▶ **Document segment**:
Content starts

It is clear that the performance of the investment made according to an unlevered approach will offer more stable returns over time. By contrast, the volatility of returns will significantly increase or decrease as the level of leverage for the investment increases.

Figure 5.2 illustrates the impact of financial leverage on the volatility of returns. The analysis considers a hypothetical average unlevered total return of 9.5%, with volatility of

FIGURE 5.2 Volatility and returns on investment

6.5%. The thick broken line represents a potential performance in returns which is in keeping with these assumptions. The broken lines represent the returns on the same investment made with financial leverage (debt to equity ratio) of respectively 50% and 75%, with debt servicing costs constant at 7%.

5.3 THE EFFECT OF FINANCIAL LEVERAGE ON RETURNS

The return on equity is a function of:

• the LTV;

• the spread between total return and debt servicing costs.

Figure 5.3 is based on the same assumptions as those listed in the first example involving positive financial leverage (unlevered total return of 9% and debt servicing costs of 7%). This ratio shows a progressive improvement of the return on equity due to the use of leverage.

For example, assuming a loan to value of 50%, the investment will generate the total return of 11% stated in the previous example.

Where loan to value exceeds 50%, the return on equity will increase quickly, whilst it will grow much more slowly if the LTV is less than 50%.

Content ends

▶ **Goal of the exercise**: In the text on financial leverage, rewrite everything from "It is clear" down to "the investment increases.", changing "stable" to "steady".

▶ **Provided material**:

Content starts

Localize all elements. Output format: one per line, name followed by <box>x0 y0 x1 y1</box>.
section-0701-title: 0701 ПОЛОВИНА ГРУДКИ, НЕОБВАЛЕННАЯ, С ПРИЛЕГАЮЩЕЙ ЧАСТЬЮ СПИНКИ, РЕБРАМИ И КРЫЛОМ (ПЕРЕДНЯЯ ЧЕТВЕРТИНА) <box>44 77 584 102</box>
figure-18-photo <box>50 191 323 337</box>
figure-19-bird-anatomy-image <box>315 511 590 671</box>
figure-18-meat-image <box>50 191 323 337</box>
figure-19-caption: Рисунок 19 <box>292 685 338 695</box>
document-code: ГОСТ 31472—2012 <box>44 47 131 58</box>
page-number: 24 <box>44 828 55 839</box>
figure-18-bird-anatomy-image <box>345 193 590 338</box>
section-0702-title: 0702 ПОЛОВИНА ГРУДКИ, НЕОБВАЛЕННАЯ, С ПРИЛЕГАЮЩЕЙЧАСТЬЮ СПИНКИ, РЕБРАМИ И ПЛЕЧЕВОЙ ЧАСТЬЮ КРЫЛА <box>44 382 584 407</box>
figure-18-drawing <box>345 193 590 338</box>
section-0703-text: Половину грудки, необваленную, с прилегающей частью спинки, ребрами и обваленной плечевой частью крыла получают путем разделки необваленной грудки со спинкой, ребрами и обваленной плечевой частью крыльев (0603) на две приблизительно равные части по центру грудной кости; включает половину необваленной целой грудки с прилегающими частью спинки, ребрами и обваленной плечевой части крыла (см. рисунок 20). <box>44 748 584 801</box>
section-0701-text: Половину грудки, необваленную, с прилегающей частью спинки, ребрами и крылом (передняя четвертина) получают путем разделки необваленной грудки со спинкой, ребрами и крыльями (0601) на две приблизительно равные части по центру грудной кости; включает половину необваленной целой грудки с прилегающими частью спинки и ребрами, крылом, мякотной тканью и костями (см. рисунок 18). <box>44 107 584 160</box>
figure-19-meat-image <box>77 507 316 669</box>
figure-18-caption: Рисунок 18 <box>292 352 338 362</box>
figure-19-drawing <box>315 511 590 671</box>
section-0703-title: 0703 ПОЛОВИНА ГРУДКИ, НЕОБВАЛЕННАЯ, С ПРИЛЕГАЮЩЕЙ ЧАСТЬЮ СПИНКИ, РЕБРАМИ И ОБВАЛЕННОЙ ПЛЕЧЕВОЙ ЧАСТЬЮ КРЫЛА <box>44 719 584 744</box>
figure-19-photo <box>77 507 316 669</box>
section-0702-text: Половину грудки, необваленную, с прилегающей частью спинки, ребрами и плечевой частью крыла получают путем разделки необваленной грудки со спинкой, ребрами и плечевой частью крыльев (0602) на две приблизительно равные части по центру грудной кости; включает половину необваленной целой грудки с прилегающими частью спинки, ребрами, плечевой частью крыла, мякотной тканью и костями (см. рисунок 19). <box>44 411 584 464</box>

Content ends

▶ **Task output**:
It is clear that the performance of the investment made according to an unlevered approach will offer more steady returns over time. By contrast, the volatility of returns will significantly increase or decrease as the level of leverage for the investment increases.